START Source material
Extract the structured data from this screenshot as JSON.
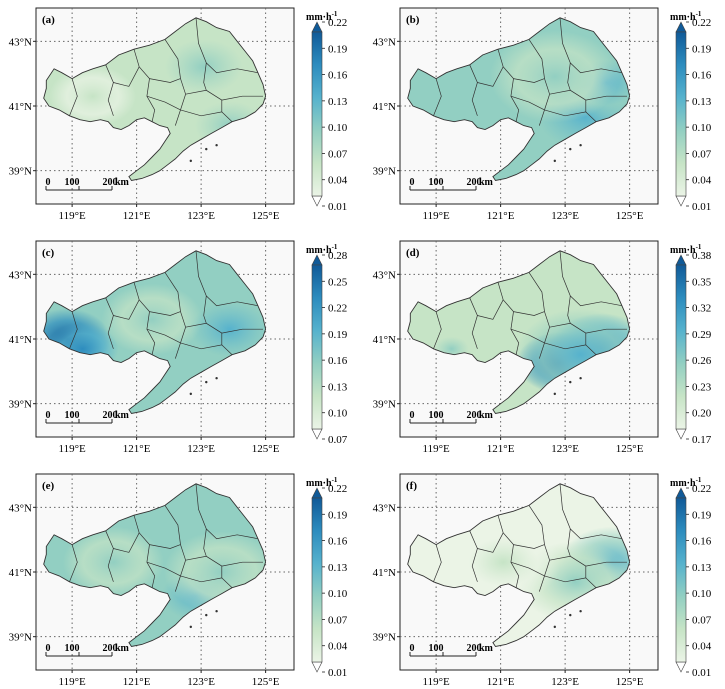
{
  "figure": {
    "unit_label": "mm·h",
    "unit_exponent": "-1",
    "lon_ticks": [
      "119°E",
      "121°E",
      "123°E",
      "125°E"
    ],
    "lat_ticks": [
      "43°N",
      "41°N",
      "39°N"
    ],
    "scalebar": {
      "labels": [
        "0",
        "100",
        "200"
      ],
      "unit": "km"
    },
    "colors": [
      "#ebf4e6",
      "#c6e4c6",
      "#92cfc2",
      "#56b2cd",
      "#2d8cbe",
      "#105a98"
    ],
    "panels": [
      {
        "label": "(a)",
        "ticks": [
          "0.22",
          "0.19",
          "0.16",
          "0.13",
          "0.10",
          "0.07",
          "0.04",
          "0.01"
        ],
        "fill": 0.45
      },
      {
        "label": "(b)",
        "ticks": [
          "0.22",
          "0.19",
          "0.16",
          "0.13",
          "0.10",
          "0.07",
          "0.04",
          "0.01"
        ],
        "fill": 0.58
      },
      {
        "label": "(c)",
        "ticks": [
          "0.28",
          "0.25",
          "0.22",
          "0.19",
          "0.16",
          "0.13",
          "0.10",
          "0.07"
        ],
        "fill": 0.5
      },
      {
        "label": "(d)",
        "ticks": [
          "0.38",
          "0.35",
          "0.32",
          "0.29",
          "0.26",
          "0.23",
          "0.20",
          "0.17"
        ],
        "fill": 0.35
      },
      {
        "label": "(e)",
        "ticks": [
          "0.22",
          "0.19",
          "0.16",
          "0.13",
          "0.10",
          "0.07",
          "0.04",
          "0.01"
        ],
        "fill": 0.5
      },
      {
        "label": "(f)",
        "ticks": [
          "0.22",
          "0.19",
          "0.16",
          "0.13",
          "0.10",
          "0.07",
          "0.04",
          "0.01"
        ],
        "fill": 0.32
      }
    ]
  }
}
END Source material
§ **What you need to do**: What comes back should match the records exactly, minus any pictures.

§ **The output**:
Extract the structured data from this screenshot as JSON.
{
  "figure": {
    "unit_label": "mm·h",
    "unit_exponent": "-1",
    "lon_ticks": [
      "119°E",
      "121°E",
      "123°E",
      "125°E"
    ],
    "lat_ticks": [
      "43°N",
      "41°N",
      "39°N"
    ],
    "scalebar": {
      "labels": [
        "0",
        "100",
        "200"
      ],
      "unit": "km"
    },
    "colors": [
      "#ebf4e6",
      "#c6e4c6",
      "#92cfc2",
      "#56b2cd",
      "#2d8cbe",
      "#105a98"
    ],
    "panels": [
      {
        "label": "(a)",
        "ticks": [
          "0.22",
          "0.19",
          "0.16",
          "0.13",
          "0.10",
          "0.07",
          "0.04",
          "0.01"
        ],
        "fill": 0.45
      },
      {
        "label": "(b)",
        "ticks": [
          "0.22",
          "0.19",
          "0.16",
          "0.13",
          "0.10",
          "0.07",
          "0.04",
          "0.01"
        ],
        "fill": 0.58
      },
      {
        "label": "(c)",
        "ticks": [
          "0.28",
          "0.25",
          "0.22",
          "0.19",
          "0.16",
          "0.13",
          "0.10",
          "0.07"
        ],
        "fill": 0.5
      },
      {
        "label": "(d)",
        "ticks": [
          "0.38",
          "0.35",
          "0.32",
          "0.29",
          "0.26",
          "0.23",
          "0.20",
          "0.17"
        ],
        "fill": 0.35
      },
      {
        "label": "(e)",
        "ticks": [
          "0.22",
          "0.19",
          "0.16",
          "0.13",
          "0.10",
          "0.07",
          "0.04",
          "0.01"
        ],
        "fill": 0.5
      },
      {
        "label": "(f)",
        "ticks": [
          "0.22",
          "0.19",
          "0.16",
          "0.13",
          "0.10",
          "0.07",
          "0.04",
          "0.01"
        ],
        "fill": 0.32
      }
    ]
  }
}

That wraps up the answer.